-- BEGIN DATA SUPPLIED --

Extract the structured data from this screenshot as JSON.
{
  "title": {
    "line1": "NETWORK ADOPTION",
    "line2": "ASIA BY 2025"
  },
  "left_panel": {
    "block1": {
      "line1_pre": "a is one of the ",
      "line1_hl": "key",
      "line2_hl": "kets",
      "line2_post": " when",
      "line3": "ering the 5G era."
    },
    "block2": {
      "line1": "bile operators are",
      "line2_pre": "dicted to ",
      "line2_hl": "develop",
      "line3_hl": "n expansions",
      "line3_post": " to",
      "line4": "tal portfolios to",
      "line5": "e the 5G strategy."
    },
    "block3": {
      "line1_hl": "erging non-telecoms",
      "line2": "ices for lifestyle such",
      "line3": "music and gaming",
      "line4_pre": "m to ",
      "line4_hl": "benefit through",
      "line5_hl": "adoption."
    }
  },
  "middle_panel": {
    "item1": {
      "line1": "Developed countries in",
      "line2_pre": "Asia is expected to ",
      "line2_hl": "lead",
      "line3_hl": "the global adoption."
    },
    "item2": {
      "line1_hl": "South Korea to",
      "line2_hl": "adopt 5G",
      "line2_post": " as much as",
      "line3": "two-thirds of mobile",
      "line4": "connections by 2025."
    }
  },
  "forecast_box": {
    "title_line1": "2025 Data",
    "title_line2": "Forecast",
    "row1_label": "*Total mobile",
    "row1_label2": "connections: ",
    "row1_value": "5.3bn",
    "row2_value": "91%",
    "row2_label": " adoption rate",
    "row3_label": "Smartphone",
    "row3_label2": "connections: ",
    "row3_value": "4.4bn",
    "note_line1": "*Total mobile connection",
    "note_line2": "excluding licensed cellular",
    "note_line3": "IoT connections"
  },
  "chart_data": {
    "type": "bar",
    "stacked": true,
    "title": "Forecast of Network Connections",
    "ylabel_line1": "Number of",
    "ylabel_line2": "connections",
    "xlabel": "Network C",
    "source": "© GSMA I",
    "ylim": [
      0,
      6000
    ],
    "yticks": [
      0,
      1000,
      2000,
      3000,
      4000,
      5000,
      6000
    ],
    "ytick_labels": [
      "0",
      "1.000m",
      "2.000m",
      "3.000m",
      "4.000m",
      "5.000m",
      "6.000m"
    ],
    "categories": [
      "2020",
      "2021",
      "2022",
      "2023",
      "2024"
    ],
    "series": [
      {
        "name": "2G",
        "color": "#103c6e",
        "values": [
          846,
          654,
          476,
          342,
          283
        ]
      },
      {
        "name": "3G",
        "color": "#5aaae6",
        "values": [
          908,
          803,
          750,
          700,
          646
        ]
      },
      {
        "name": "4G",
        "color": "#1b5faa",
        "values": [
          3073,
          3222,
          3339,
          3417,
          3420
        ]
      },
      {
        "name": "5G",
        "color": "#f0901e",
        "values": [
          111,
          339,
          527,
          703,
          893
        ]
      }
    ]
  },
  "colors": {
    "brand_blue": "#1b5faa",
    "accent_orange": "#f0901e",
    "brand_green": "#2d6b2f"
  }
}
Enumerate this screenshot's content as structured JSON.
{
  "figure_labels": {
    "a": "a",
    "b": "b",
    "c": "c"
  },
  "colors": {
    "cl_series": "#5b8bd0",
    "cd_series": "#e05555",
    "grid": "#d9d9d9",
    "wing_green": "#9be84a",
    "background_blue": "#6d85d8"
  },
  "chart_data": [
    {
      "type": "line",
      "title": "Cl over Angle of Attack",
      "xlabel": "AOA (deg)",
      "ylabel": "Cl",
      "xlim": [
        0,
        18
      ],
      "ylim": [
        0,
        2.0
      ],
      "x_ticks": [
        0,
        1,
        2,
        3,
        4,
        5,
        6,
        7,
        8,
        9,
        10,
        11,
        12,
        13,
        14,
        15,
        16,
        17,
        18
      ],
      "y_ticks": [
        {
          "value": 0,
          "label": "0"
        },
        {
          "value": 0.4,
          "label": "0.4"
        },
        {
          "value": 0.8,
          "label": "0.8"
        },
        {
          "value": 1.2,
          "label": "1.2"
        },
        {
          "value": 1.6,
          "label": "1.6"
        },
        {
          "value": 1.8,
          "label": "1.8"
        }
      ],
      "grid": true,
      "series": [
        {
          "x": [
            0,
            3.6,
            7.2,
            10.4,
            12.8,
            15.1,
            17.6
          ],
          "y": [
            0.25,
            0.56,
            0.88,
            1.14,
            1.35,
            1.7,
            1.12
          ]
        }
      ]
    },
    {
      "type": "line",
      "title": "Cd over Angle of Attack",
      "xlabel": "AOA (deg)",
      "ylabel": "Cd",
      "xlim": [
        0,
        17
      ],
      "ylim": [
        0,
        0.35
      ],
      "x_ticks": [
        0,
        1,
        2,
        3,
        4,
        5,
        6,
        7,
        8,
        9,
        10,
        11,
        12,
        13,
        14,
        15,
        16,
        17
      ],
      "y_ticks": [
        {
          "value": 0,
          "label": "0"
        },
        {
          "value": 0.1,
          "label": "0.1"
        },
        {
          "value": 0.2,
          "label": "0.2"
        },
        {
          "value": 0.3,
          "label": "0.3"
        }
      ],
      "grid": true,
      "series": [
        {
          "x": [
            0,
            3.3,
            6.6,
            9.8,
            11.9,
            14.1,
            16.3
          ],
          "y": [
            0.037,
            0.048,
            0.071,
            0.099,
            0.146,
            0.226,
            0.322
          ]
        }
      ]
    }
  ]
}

-- END DATA SUPPLIED --

=== WORK TO BE COMPLETED ===
Review the material and copy each line in which the word "this" appears.

=== OUTPUT OF THE TASK ===
Extract the structured data from this screenshot as JSON.
Enumerate this screenshot's content as structured JSON.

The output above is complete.